* PROBLEM DESCRIPTION *
Only the pictures are left out: repeat the rest of the entries exactly.

* RECORDS SHOWN *

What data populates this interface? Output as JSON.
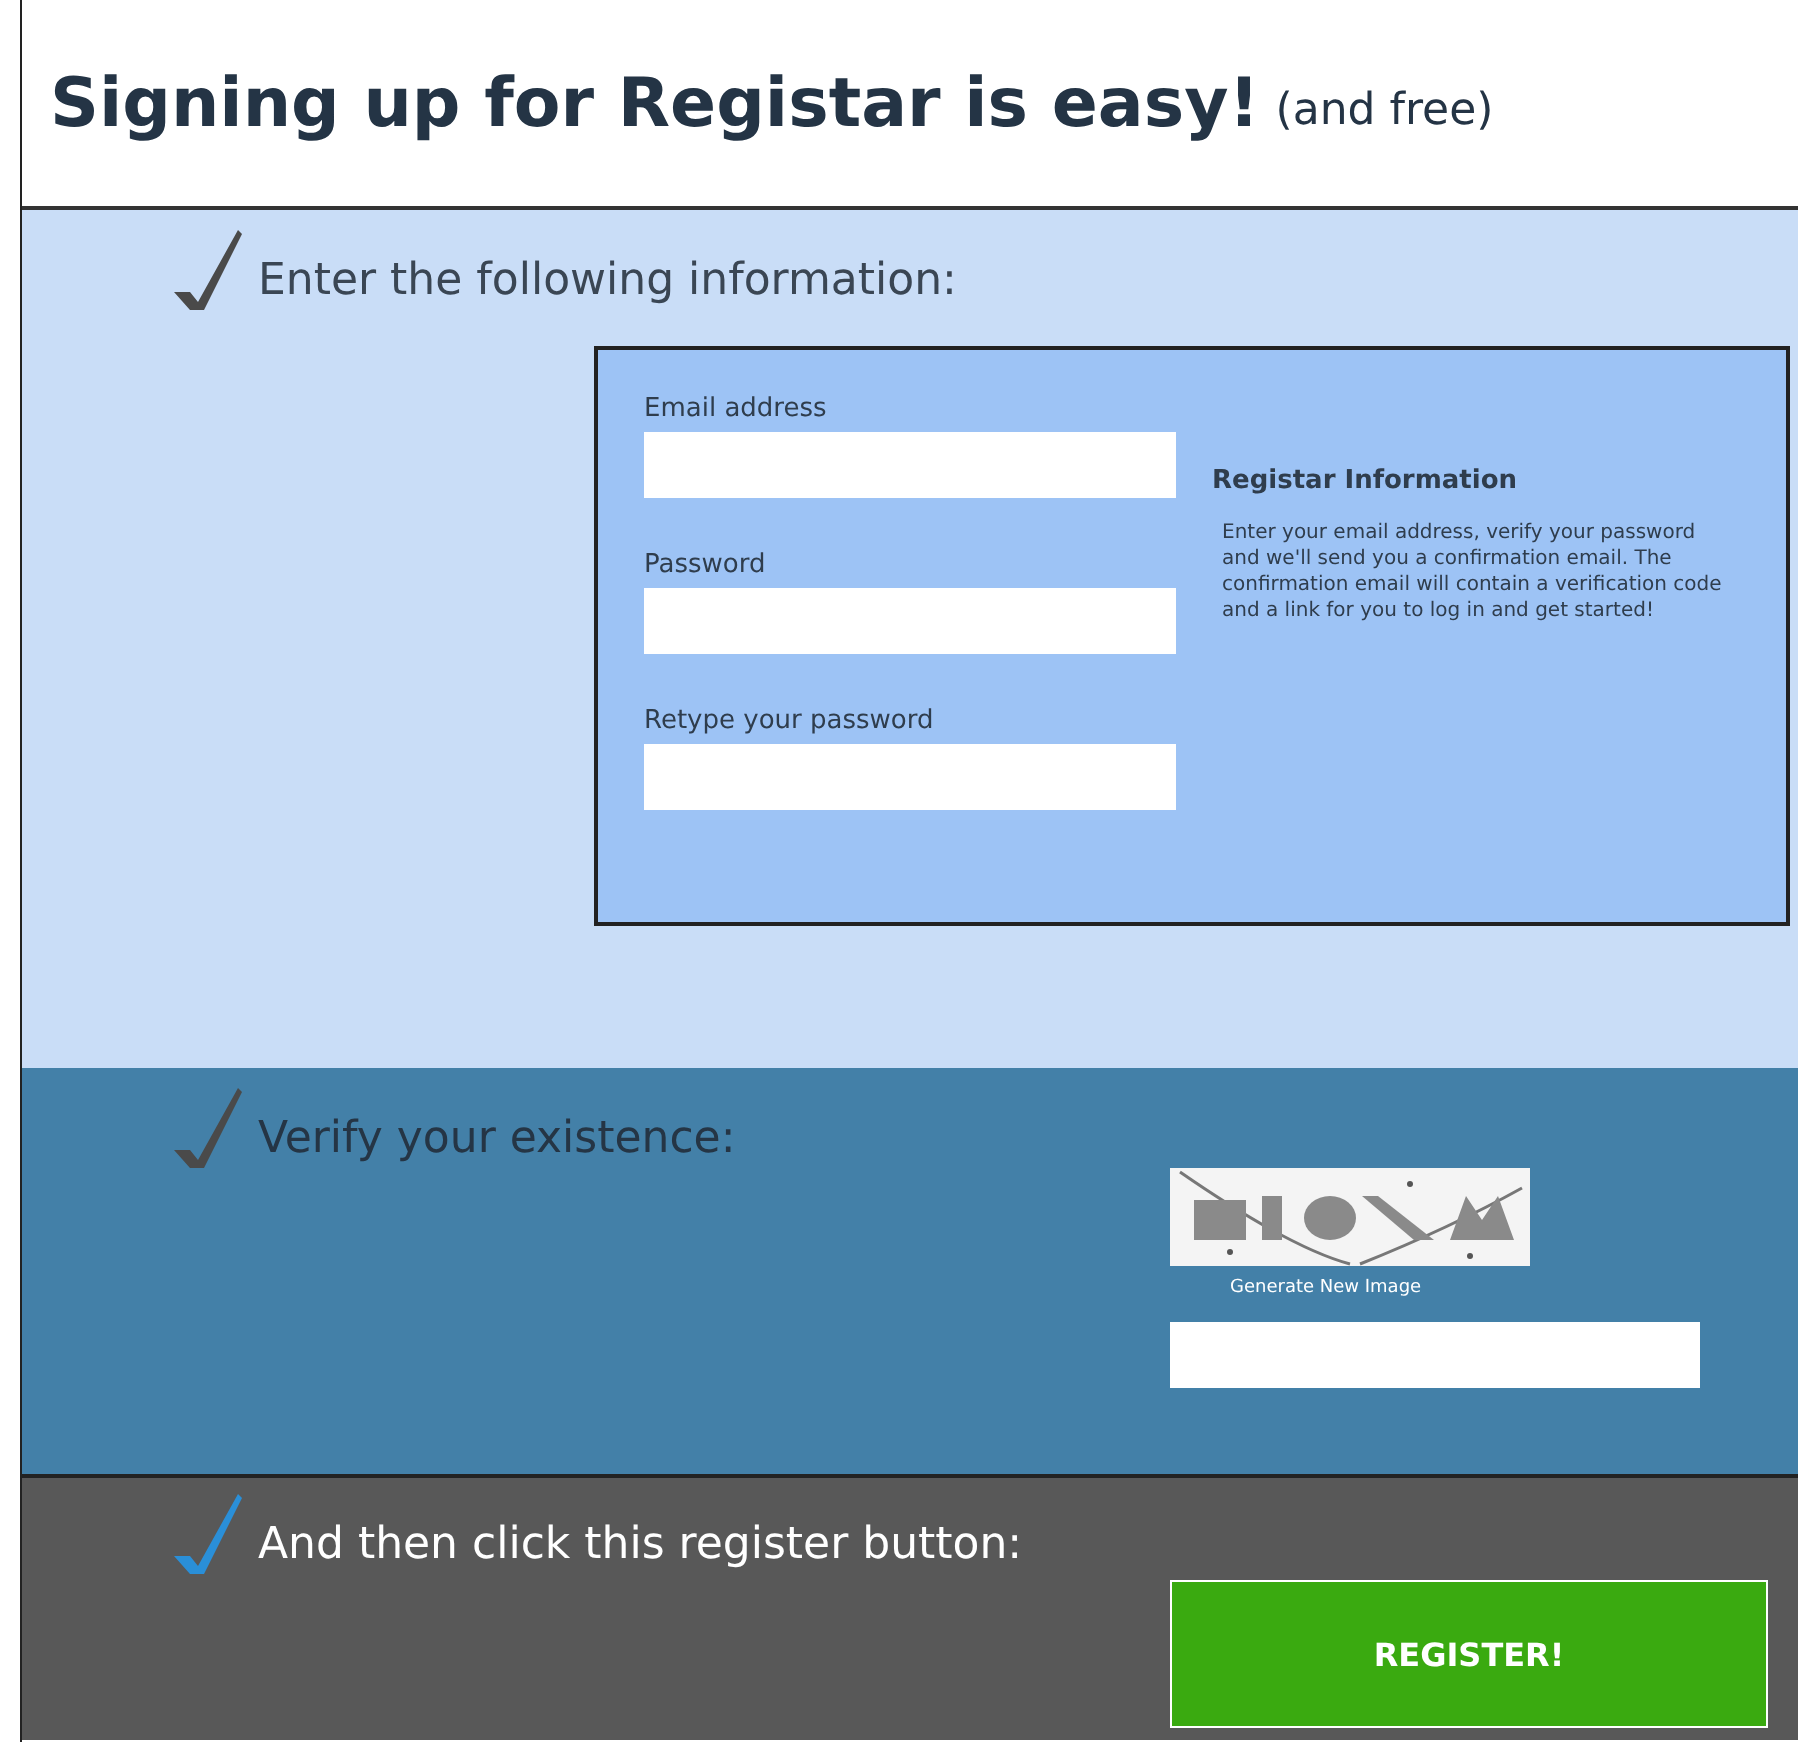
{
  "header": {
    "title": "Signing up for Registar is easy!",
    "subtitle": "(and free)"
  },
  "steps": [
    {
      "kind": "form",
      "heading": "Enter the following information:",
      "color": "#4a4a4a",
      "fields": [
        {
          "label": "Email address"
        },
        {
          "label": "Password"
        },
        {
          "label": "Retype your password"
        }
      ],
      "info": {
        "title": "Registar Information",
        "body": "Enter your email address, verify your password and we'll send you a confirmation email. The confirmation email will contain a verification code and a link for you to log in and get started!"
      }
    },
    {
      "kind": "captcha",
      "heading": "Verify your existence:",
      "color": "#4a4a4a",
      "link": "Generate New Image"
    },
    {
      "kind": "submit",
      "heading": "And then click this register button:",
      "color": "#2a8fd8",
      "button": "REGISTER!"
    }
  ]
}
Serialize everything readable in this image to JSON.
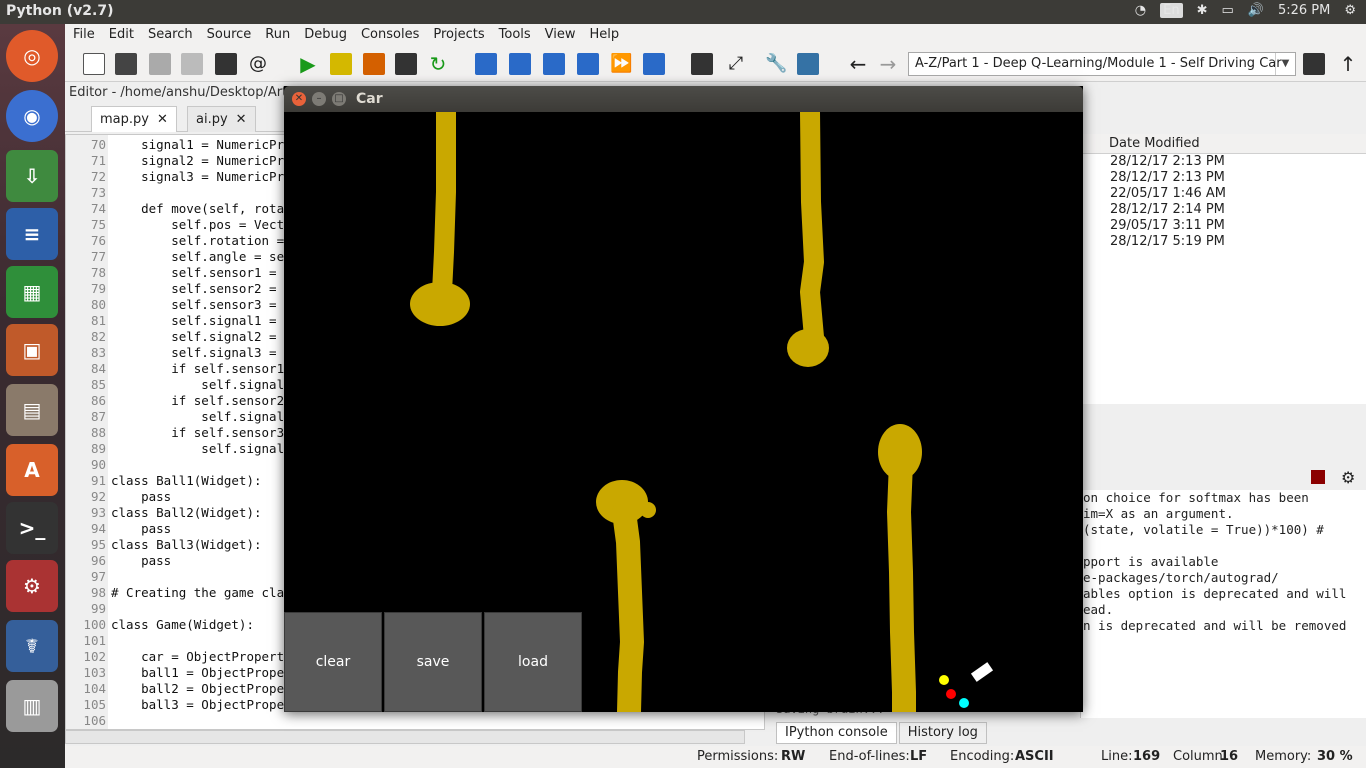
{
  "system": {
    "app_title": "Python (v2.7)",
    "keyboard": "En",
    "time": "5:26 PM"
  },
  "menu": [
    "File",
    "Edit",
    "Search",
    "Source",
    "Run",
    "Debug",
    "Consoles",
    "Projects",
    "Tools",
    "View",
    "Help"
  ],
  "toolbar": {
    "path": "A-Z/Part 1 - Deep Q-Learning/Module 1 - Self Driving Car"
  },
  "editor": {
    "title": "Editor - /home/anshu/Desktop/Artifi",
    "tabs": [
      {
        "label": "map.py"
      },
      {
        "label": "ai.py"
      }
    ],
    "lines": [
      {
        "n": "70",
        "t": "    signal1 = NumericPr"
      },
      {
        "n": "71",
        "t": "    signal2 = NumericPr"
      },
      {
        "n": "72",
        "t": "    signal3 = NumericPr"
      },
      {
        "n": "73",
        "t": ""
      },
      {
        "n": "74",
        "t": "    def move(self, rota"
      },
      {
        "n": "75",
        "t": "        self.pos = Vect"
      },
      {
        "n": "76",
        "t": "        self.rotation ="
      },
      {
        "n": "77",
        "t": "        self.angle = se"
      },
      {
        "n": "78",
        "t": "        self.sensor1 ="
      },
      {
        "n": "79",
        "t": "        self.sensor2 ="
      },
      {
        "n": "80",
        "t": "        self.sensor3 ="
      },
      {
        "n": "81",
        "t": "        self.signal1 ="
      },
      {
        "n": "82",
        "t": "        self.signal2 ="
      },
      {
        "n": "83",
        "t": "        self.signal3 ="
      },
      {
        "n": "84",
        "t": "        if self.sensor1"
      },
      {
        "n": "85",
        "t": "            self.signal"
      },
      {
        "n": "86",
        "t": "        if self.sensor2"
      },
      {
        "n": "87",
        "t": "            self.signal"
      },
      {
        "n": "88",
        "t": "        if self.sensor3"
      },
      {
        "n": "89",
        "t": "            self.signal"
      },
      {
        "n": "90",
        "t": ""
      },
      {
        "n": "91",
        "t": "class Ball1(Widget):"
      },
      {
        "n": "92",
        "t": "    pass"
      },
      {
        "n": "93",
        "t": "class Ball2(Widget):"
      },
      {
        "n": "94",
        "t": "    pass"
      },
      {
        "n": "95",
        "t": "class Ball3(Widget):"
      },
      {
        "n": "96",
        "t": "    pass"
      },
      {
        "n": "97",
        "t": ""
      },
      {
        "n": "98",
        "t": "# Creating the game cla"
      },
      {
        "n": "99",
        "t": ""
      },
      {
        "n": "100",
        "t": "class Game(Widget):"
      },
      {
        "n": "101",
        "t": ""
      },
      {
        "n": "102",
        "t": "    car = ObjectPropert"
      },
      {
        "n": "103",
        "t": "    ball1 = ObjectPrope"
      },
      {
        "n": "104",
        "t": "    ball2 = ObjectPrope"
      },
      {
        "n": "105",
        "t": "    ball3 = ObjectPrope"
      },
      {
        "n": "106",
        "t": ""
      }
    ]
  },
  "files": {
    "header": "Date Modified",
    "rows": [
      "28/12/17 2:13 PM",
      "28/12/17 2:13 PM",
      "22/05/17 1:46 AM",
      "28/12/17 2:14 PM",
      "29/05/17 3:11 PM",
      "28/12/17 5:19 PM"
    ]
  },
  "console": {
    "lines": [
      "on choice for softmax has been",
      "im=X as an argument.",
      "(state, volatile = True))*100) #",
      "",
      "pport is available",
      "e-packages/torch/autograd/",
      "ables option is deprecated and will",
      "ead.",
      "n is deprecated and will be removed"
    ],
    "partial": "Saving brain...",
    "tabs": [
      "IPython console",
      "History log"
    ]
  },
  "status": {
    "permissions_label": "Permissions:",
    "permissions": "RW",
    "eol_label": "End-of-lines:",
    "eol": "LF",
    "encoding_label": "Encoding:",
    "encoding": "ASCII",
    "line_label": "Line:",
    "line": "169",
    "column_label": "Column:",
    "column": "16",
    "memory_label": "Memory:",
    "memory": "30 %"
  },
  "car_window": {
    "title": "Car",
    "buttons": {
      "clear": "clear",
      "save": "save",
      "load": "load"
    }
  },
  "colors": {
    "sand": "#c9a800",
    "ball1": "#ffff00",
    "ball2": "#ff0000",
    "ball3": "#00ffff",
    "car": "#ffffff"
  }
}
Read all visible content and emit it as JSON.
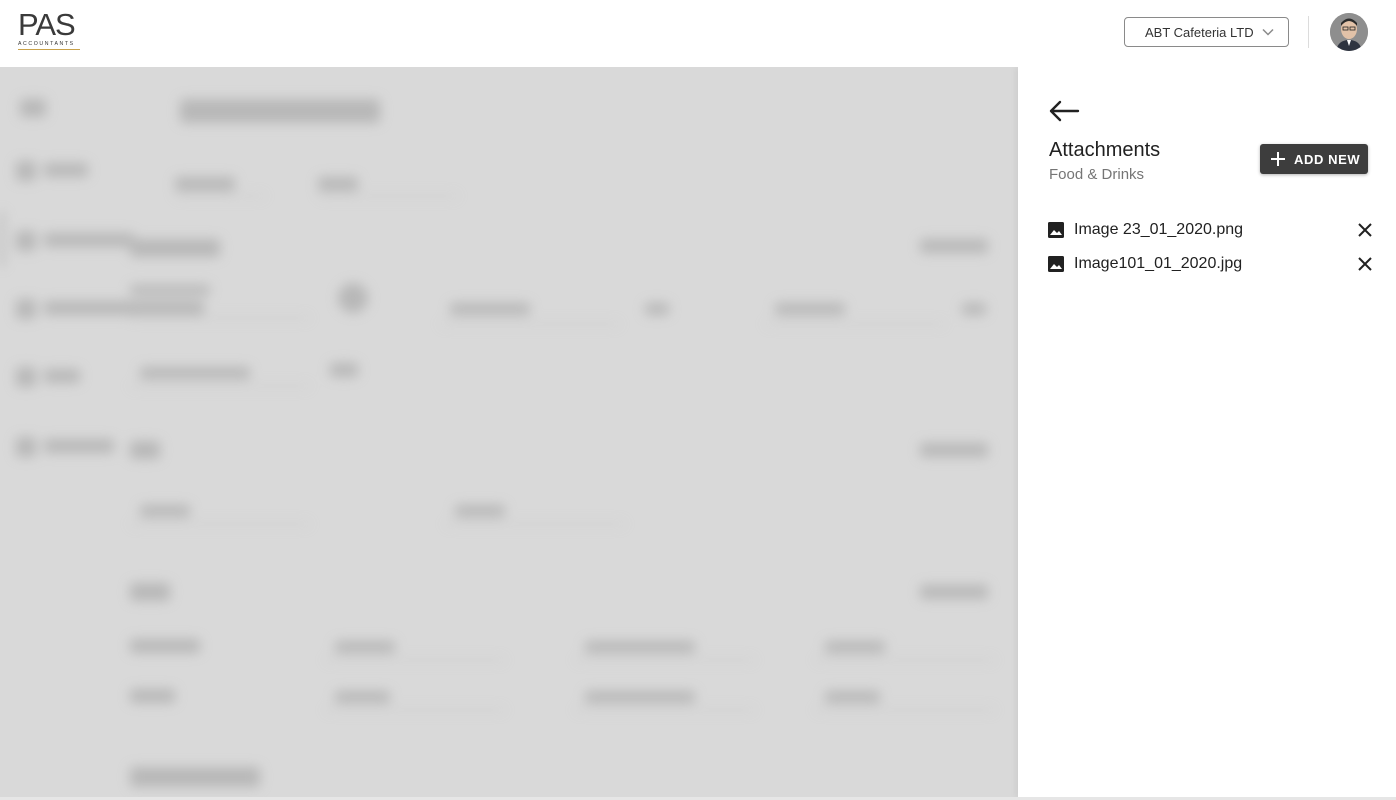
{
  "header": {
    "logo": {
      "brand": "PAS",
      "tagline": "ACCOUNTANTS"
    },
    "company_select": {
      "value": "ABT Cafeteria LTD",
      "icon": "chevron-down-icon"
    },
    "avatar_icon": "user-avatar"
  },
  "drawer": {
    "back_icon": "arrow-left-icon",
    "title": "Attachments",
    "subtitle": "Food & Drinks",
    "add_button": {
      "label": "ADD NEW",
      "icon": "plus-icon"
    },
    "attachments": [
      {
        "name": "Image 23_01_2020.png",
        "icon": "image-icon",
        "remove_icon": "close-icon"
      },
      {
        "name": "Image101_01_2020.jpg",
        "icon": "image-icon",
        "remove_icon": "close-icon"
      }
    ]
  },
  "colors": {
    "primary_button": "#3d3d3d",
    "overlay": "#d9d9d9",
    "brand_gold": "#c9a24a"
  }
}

* EXERCISE OUTPUT *
What data populates this interface? Output as JSON.
{
  "header": {
    "title": "Signing up for Registar is easy!",
    "subtitle": "(and free)"
  },
  "steps": [
    {
      "kind": "form",
      "heading": "Enter the following information:",
      "color": "#4a4a4a",
      "fields": [
        {
          "label": "Email address"
        },
        {
          "label": "Password"
        },
        {
          "label": "Retype your password"
        }
      ],
      "info": {
        "title": "Registar Information",
        "body": "Enter your email address, verify your password and we'll send you a confirmation email. The confirmation email will contain a verification code and a link for you to log in and get started!"
      }
    },
    {
      "kind": "captcha",
      "heading": "Verify your existence:",
      "color": "#4a4a4a",
      "link": "Generate New Image"
    },
    {
      "kind": "submit",
      "heading": "And then click this register button:",
      "color": "#2a8fd8",
      "button": "REGISTER!"
    }
  ]
}
Serialize everything readable in this image to JSON.
{
  "system": {
    "app_title": "Python (v2.7)",
    "keyboard": "En",
    "time": "5:26 PM"
  },
  "menu": [
    "File",
    "Edit",
    "Search",
    "Source",
    "Run",
    "Debug",
    "Consoles",
    "Projects",
    "Tools",
    "View",
    "Help"
  ],
  "toolbar": {
    "path": "A-Z/Part 1 - Deep Q-Learning/Module 1 - Self Driving Car"
  },
  "editor": {
    "title": "Editor - /home/anshu/Desktop/Artifi",
    "tabs": [
      {
        "label": "map.py"
      },
      {
        "label": "ai.py"
      }
    ],
    "lines": [
      {
        "n": "70",
        "t": "    signal1 = NumericPr"
      },
      {
        "n": "71",
        "t": "    signal2 = NumericPr"
      },
      {
        "n": "72",
        "t": "    signal3 = NumericPr"
      },
      {
        "n": "73",
        "t": ""
      },
      {
        "n": "74",
        "t": "    def move(self, rota"
      },
      {
        "n": "75",
        "t": "        self.pos = Vect"
      },
      {
        "n": "76",
        "t": "        self.rotation ="
      },
      {
        "n": "77",
        "t": "        self.angle = se"
      },
      {
        "n": "78",
        "t": "        self.sensor1 ="
      },
      {
        "n": "79",
        "t": "        self.sensor2 ="
      },
      {
        "n": "80",
        "t": "        self.sensor3 ="
      },
      {
        "n": "81",
        "t": "        self.signal1 ="
      },
      {
        "n": "82",
        "t": "        self.signal2 ="
      },
      {
        "n": "83",
        "t": "        self.signal3 ="
      },
      {
        "n": "84",
        "t": "        if self.sensor1"
      },
      {
        "n": "85",
        "t": "            self.signal"
      },
      {
        "n": "86",
        "t": "        if self.sensor2"
      },
      {
        "n": "87",
        "t": "            self.signal"
      },
      {
        "n": "88",
        "t": "        if self.sensor3"
      },
      {
        "n": "89",
        "t": "            self.signal"
      },
      {
        "n": "90",
        "t": ""
      },
      {
        "n": "91",
        "t": "class Ball1(Widget):"
      },
      {
        "n": "92",
        "t": "    pass"
      },
      {
        "n": "93",
        "t": "class Ball2(Widget):"
      },
      {
        "n": "94",
        "t": "    pass"
      },
      {
        "n": "95",
        "t": "class Ball3(Widget):"
      },
      {
        "n": "96",
        "t": "    pass"
      },
      {
        "n": "97",
        "t": ""
      },
      {
        "n": "98",
        "t": "# Creating the game cla"
      },
      {
        "n": "99",
        "t": ""
      },
      {
        "n": "100",
        "t": "class Game(Widget):"
      },
      {
        "n": "101",
        "t": ""
      },
      {
        "n": "102",
        "t": "    car = ObjectPropert"
      },
      {
        "n": "103",
        "t": "    ball1 = ObjectPrope"
      },
      {
        "n": "104",
        "t": "    ball2 = ObjectPrope"
      },
      {
        "n": "105",
        "t": "    ball3 = ObjectPrope"
      },
      {
        "n": "106",
        "t": ""
      }
    ]
  },
  "files": {
    "header": "Date Modified",
    "rows": [
      "28/12/17 2:13 PM",
      "28/12/17 2:13 PM",
      "22/05/17 1:46 AM",
      "28/12/17 2:14 PM",
      "29/05/17 3:11 PM",
      "28/12/17 5:19 PM"
    ]
  },
  "console": {
    "lines": [
      "on choice for softmax has been",
      "im=X as an argument.",
      "(state, volatile = True))*100) #",
      "",
      "pport is available",
      "e-packages/torch/autograd/",
      "ables option is deprecated and will",
      "ead.",
      "n is deprecated and will be removed"
    ],
    "partial": "Saving brain...",
    "tabs": [
      "IPython console",
      "History log"
    ]
  },
  "status": {
    "permissions_label": "Permissions:",
    "permissions": "RW",
    "eol_label": "End-of-lines:",
    "eol": "LF",
    "encoding_label": "Encoding:",
    "encoding": "ASCII",
    "line_label": "Line:",
    "line": "169",
    "column_label": "Column:",
    "column": "16",
    "memory_label": "Memory:",
    "memory": "30 %"
  },
  "car_window": {
    "title": "Car",
    "buttons": {
      "clear": "clear",
      "save": "save",
      "load": "load"
    }
  },
  "colors": {
    "sand": "#c9a800",
    "ball1": "#ffff00",
    "ball2": "#ff0000",
    "ball3": "#00ffff",
    "car": "#ffffff"
  }
}
Read all visible content and emit it as JSON.
{
  "header": {
    "logo": {
      "brand": "PAS",
      "tagline": "ACCOUNTANTS"
    },
    "company_select": {
      "value": "ABT Cafeteria LTD",
      "icon": "chevron-down-icon"
    },
    "avatar_icon": "user-avatar"
  },
  "drawer": {
    "back_icon": "arrow-left-icon",
    "title": "Attachments",
    "subtitle": "Food & Drinks",
    "add_button": {
      "label": "ADD NEW",
      "icon": "plus-icon"
    },
    "attachments": [
      {
        "name": "Image 23_01_2020.png",
        "icon": "image-icon",
        "remove_icon": "close-icon"
      },
      {
        "name": "Image101_01_2020.jpg",
        "icon": "image-icon",
        "remove_icon": "close-icon"
      }
    ]
  },
  "colors": {
    "primary_button": "#3d3d3d",
    "overlay": "#d9d9d9",
    "brand_gold": "#c9a24a"
  }
}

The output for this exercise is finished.